Record extracts:
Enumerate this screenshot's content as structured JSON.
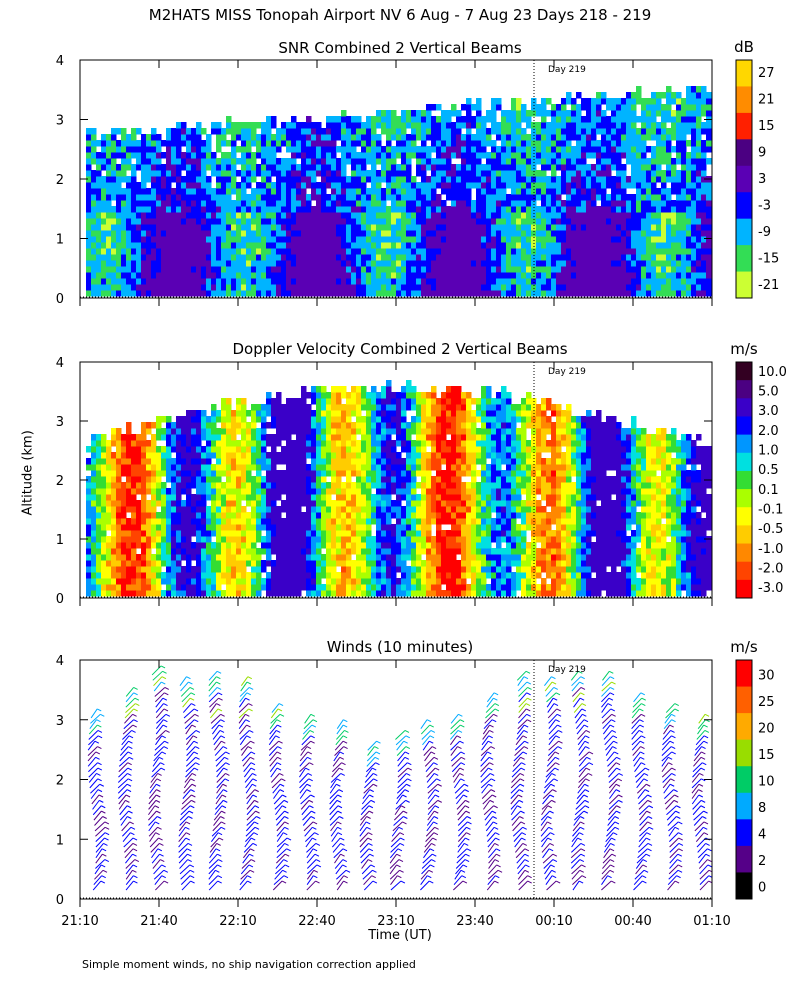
{
  "page": {
    "title": "M2HATS MISS Tonopah Airport NV   6 Aug -  7 Aug 23 Days 218 - 219",
    "y_axis_label": "Altitude (km)",
    "x_axis_label": "Time (UT)",
    "footnote": "Simple moment winds, no ship navigation correction applied"
  },
  "chart_data": [
    {
      "type": "heatmap",
      "title": "SNR Combined 2 Vertical Beams",
      "colorbar_unit": "dB",
      "colorbar_ticks": [
        "27",
        "21",
        "15",
        "9",
        "3",
        "-3",
        "-9",
        "-15",
        "-21"
      ],
      "colorbar_colors": [
        "#ffd700",
        "#ff8c00",
        "#ff2000",
        "#4b0082",
        "#5a00b4",
        "#0000ff",
        "#00b4ff",
        "#33dd55",
        "#ccff33"
      ],
      "ylim": [
        0,
        4
      ],
      "yticks": [
        "0",
        "1",
        "2",
        "3",
        "4"
      ],
      "annotation": "Day 219",
      "time_range": [
        "21:10",
        "01:10"
      ]
    },
    {
      "type": "heatmap",
      "title": "Doppler Velocity Combined 2 Vertical Beams",
      "colorbar_unit": "m/s",
      "colorbar_ticks": [
        "10.0",
        "5.0",
        "3.0",
        "2.0",
        "1.0",
        "0.5",
        "0.1",
        "-0.1",
        "-0.5",
        "-1.0",
        "-2.0",
        "-3.0"
      ],
      "colorbar_colors": [
        "#330022",
        "#4b0082",
        "#3a00c8",
        "#0000ff",
        "#0096ff",
        "#00e0e0",
        "#33dd33",
        "#aaff00",
        "#ffff00",
        "#ffcc00",
        "#ff8800",
        "#ff4400",
        "#ff0000"
      ],
      "ylim": [
        0,
        4
      ],
      "yticks": [
        "0",
        "1",
        "2",
        "3",
        "4"
      ],
      "annotation": "Day 219",
      "time_range": [
        "21:10",
        "01:10"
      ]
    },
    {
      "type": "scatter",
      "title": "Winds (10 minutes)",
      "colorbar_unit": "m/s",
      "colorbar_ticks": [
        "30",
        "25",
        "20",
        "15",
        "10",
        "8",
        "4",
        "2",
        "0"
      ],
      "colorbar_colors": [
        "#ff0000",
        "#ff6000",
        "#ffaa00",
        "#99dd00",
        "#00cc66",
        "#00aaff",
        "#0000ff",
        "#550088",
        "#000000"
      ],
      "ylim": [
        0,
        4
      ],
      "yticks": [
        "0",
        "1",
        "2",
        "3",
        "4"
      ],
      "xticks": [
        "21:10",
        "21:40",
        "22:10",
        "22:40",
        "23:10",
        "23:40",
        "00:10",
        "00:40",
        "01:10"
      ],
      "annotation": "Day 219",
      "time_range": [
        "21:10",
        "01:10"
      ]
    }
  ]
}
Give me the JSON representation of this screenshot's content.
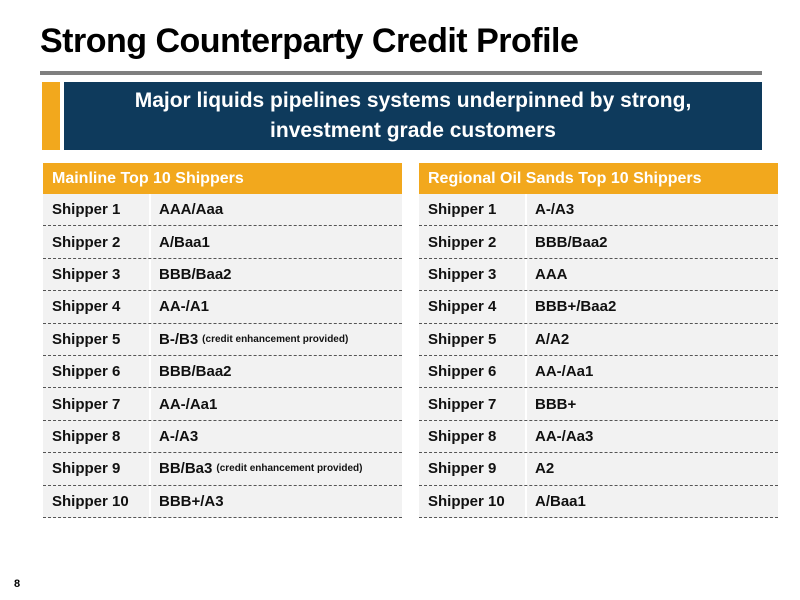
{
  "slide": {
    "title": "Strong Counterparty Credit Profile",
    "banner": {
      "line1": "Major liquids pipelines systems underpinned by strong,",
      "line2": "investment grade customers"
    },
    "page_number": "8"
  },
  "colors": {
    "accent": "#f2a81d",
    "banner_bg": "#0e3a5c",
    "row_bg": "#f2f2f2",
    "rule": "#7f7f7f"
  },
  "mainline": {
    "header": "Mainline Top 10 Shippers",
    "rows": [
      {
        "name": "Shipper 1",
        "rating": "AAA/Aaa",
        "note": ""
      },
      {
        "name": "Shipper 2",
        "rating": "A/Baa1",
        "note": ""
      },
      {
        "name": "Shipper 3",
        "rating": "BBB/Baa2",
        "note": ""
      },
      {
        "name": "Shipper 4",
        "rating": "AA-/A1",
        "note": ""
      },
      {
        "name": "Shipper 5",
        "rating": "B-/B3",
        "note": "(credit enhancement provided)"
      },
      {
        "name": "Shipper 6",
        "rating": "BBB/Baa2",
        "note": ""
      },
      {
        "name": "Shipper 7",
        "rating": "AA-/Aa1",
        "note": ""
      },
      {
        "name": "Shipper 8",
        "rating": "A-/A3",
        "note": ""
      },
      {
        "name": "Shipper 9",
        "rating": "BB/Ba3",
        "note": "(credit enhancement provided)"
      },
      {
        "name": "Shipper 10",
        "rating": "BBB+/A3",
        "note": ""
      }
    ]
  },
  "regional": {
    "header": "Regional Oil Sands Top 10 Shippers",
    "rows": [
      {
        "name": "Shipper 1",
        "rating": "A-/A3",
        "note": ""
      },
      {
        "name": "Shipper 2",
        "rating": "BBB/Baa2",
        "note": ""
      },
      {
        "name": "Shipper 3",
        "rating": "AAA",
        "note": ""
      },
      {
        "name": "Shipper 4",
        "rating": "BBB+/Baa2",
        "note": ""
      },
      {
        "name": "Shipper 5",
        "rating": "A/A2",
        "note": ""
      },
      {
        "name": "Shipper 6",
        "rating": "AA-/Aa1",
        "note": ""
      },
      {
        "name": "Shipper 7",
        "rating": "BBB+",
        "note": ""
      },
      {
        "name": "Shipper 8",
        "rating": "AA-/Aa3",
        "note": ""
      },
      {
        "name": "Shipper 9",
        "rating": "A2",
        "note": ""
      },
      {
        "name": "Shipper 10",
        "rating": "A/Baa1",
        "note": ""
      }
    ]
  }
}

Required task: From the data above, copy each line that has the string "Shippers".

Output of the task:
    "header": "Mainline Top 10 Shippers",
    "header": "Regional Oil Sands Top 10 Shippers",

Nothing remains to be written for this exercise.